* THE EXERCISE *
Transcribe all of the records word for word, but omit the pictures.

* DATASET EXTRACT *
^^^^^^^^^^^^^^^^

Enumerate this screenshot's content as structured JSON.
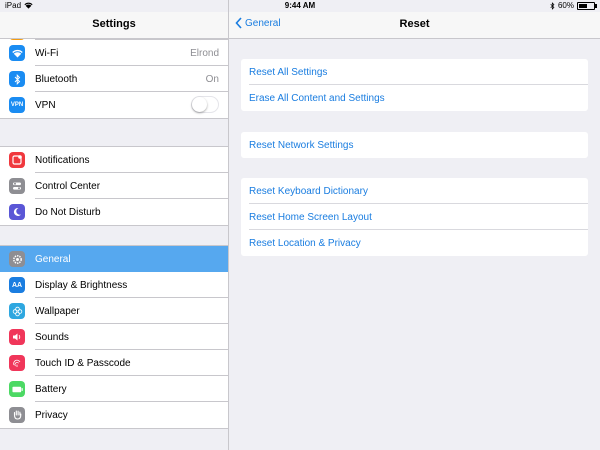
{
  "status": {
    "device": "iPad",
    "time": "9:44 AM",
    "battery": "60%",
    "battery_level": 0.6
  },
  "master": {
    "title": "Settings",
    "groups": [
      [
        {
          "label": "Wi-Fi",
          "value": "Elrond",
          "icon": "wifi-icon",
          "color": "#1a8cf2"
        },
        {
          "label": "Bluetooth",
          "value": "On",
          "icon": "bluetooth-icon",
          "color": "#1a8cf2"
        },
        {
          "label": "VPN",
          "icon": "vpn-icon",
          "color": "#1a8cf2",
          "toggle": "off"
        }
      ],
      [
        {
          "label": "Notifications",
          "icon": "notifications-icon",
          "color": "#f0383d"
        },
        {
          "label": "Control Center",
          "icon": "control-center-icon",
          "color": "#8e8e93"
        },
        {
          "label": "Do Not Disturb",
          "icon": "moon-icon",
          "color": "#5a56d6"
        }
      ],
      [
        {
          "label": "General",
          "icon": "gear-icon",
          "color": "#8e8e93",
          "selected": true
        },
        {
          "label": "Display & Brightness",
          "icon": "display-icon",
          "color": "#1a7de0"
        },
        {
          "label": "Wallpaper",
          "icon": "wallpaper-icon",
          "color": "#2ea7e0"
        },
        {
          "label": "Sounds",
          "icon": "sounds-icon",
          "color": "#f0365a"
        },
        {
          "label": "Touch ID & Passcode",
          "icon": "fingerprint-icon",
          "color": "#f0365a"
        },
        {
          "label": "Battery",
          "icon": "battery-icon",
          "color": "#4cd964"
        },
        {
          "label": "Privacy",
          "icon": "hand-icon",
          "color": "#8e8e93"
        }
      ]
    ]
  },
  "detail": {
    "back_label": "General",
    "title": "Reset",
    "groups": [
      [
        "Reset All Settings",
        "Erase All Content and Settings"
      ],
      [
        "Reset Network Settings"
      ],
      [
        "Reset Keyboard Dictionary",
        "Reset Home Screen Layout",
        "Reset Location & Privacy"
      ]
    ]
  }
}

^^^^^^^^^^^^^^^^

* RESULT FOR THIS EXERCISE *
Enumerate this screenshot's content as structured JSON.
{
  "status": {
    "device": "iPad",
    "time": "9:44 AM",
    "battery": "60%",
    "battery_level": 0.6
  },
  "master": {
    "title": "Settings",
    "groups": [
      [
        {
          "label": "Wi-Fi",
          "value": "Elrond",
          "icon": "wifi-icon",
          "color": "#1a8cf2"
        },
        {
          "label": "Bluetooth",
          "value": "On",
          "icon": "bluetooth-icon",
          "color": "#1a8cf2"
        },
        {
          "label": "VPN",
          "icon": "vpn-icon",
          "color": "#1a8cf2",
          "toggle": "off"
        }
      ],
      [
        {
          "label": "Notifications",
          "icon": "notifications-icon",
          "color": "#f0383d"
        },
        {
          "label": "Control Center",
          "icon": "control-center-icon",
          "color": "#8e8e93"
        },
        {
          "label": "Do Not Disturb",
          "icon": "moon-icon",
          "color": "#5a56d6"
        }
      ],
      [
        {
          "label": "General",
          "icon": "gear-icon",
          "color": "#8e8e93",
          "selected": true
        },
        {
          "label": "Display & Brightness",
          "icon": "display-icon",
          "color": "#1a7de0"
        },
        {
          "label": "Wallpaper",
          "icon": "wallpaper-icon",
          "color": "#2ea7e0"
        },
        {
          "label": "Sounds",
          "icon": "sounds-icon",
          "color": "#f0365a"
        },
        {
          "label": "Touch ID & Passcode",
          "icon": "fingerprint-icon",
          "color": "#f0365a"
        },
        {
          "label": "Battery",
          "icon": "battery-icon",
          "color": "#4cd964"
        },
        {
          "label": "Privacy",
          "icon": "hand-icon",
          "color": "#8e8e93"
        }
      ]
    ]
  },
  "detail": {
    "back_label": "General",
    "title": "Reset",
    "groups": [
      [
        "Reset All Settings",
        "Erase All Content and Settings"
      ],
      [
        "Reset Network Settings"
      ],
      [
        "Reset Keyboard Dictionary",
        "Reset Home Screen Layout",
        "Reset Location & Privacy"
      ]
    ]
  }
}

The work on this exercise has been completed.